WHAT IS REQUIRED: Can you reproduce the data beneath, keeping every line exact?

SUPPLIED RECORDS:
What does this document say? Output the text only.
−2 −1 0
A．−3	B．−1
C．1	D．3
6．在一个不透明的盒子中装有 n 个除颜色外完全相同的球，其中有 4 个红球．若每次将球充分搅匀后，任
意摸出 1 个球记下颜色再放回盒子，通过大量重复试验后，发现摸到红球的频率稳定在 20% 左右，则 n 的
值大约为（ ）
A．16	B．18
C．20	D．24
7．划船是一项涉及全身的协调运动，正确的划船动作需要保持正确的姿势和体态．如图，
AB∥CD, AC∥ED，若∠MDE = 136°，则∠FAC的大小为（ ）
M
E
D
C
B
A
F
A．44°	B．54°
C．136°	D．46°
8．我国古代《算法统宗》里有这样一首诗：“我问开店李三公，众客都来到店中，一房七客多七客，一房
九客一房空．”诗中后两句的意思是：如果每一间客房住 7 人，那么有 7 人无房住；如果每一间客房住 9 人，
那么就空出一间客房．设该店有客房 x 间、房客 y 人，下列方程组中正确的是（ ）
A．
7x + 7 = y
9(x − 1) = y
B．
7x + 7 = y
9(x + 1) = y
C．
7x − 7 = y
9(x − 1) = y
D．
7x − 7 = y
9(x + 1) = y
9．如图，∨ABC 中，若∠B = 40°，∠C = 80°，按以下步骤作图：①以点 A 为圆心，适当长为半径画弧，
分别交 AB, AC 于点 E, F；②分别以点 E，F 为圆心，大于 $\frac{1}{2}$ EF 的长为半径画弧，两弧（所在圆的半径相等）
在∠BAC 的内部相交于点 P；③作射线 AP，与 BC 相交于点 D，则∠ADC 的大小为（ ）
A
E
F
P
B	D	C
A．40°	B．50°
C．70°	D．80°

FULL ANSWER:
What does this document say? Output the text only.
−2 −1 0
A．−3	B．−1
C．1	D．3
6．在一个不透明的盒子中装有 n 个除颜色外完全相同的球，其中有 4 个红球．若每次将球充分搅匀后，任
意摸出 1 个球记下颜色再放回盒子，通过大量重复试验后，发现摸到红球的频率稳定在 20% 左右，则 n 的
值大约为（ ）
A．16	B．18
C．20	D．24
7．划船是一项涉及全身的协调运动，正确的划船动作需要保持正确的姿势和体态．如图，
AB∥CD, AC∥ED，若∠MDE = 136°，则∠FAC的大小为（ ）
M
E
D
C
B
A
F
A．44°	B．54°
C．136°	D．46°
8．我国古代《算法统宗》里有这样一首诗：“我问开店李三公，众客都来到店中，一房七客多七客，一房
九客一房空．”诗中后两句的意思是：如果每一间客房住 7 人，那么有 7 人无房住；如果每一间客房住 9 人，
那么就空出一间客房．设该店有客房 x 间、房客 y 人，下列方程组中正确的是（ ）
A．
7x + 7 = y
9(x − 1) = y
B．
7x + 7 = y
9(x + 1) = y
C．
7x − 7 = y
9(x − 1) = y
D．
7x − 7 = y
9(x + 1) = y
9．如图，∨ABC 中，若∠B = 40°，∠C = 80°，按以下步骤作图：①以点 A 为圆心，适当长为半径画弧，
分别交 AB, AC 于点 E, F；②分别以点 E，F 为圆心，大于 $\frac{1}{2}$ EF 的长为半径画弧，两弧（所在圆的半径相等）
在∠BAC 的内部相交于点 P；③作射线 AP，与 BC 相交于点 D，则∠ADC 的大小为（ ）
A
E
F
P
B	D	C
A．40°	B．50°
C．70°	D．80°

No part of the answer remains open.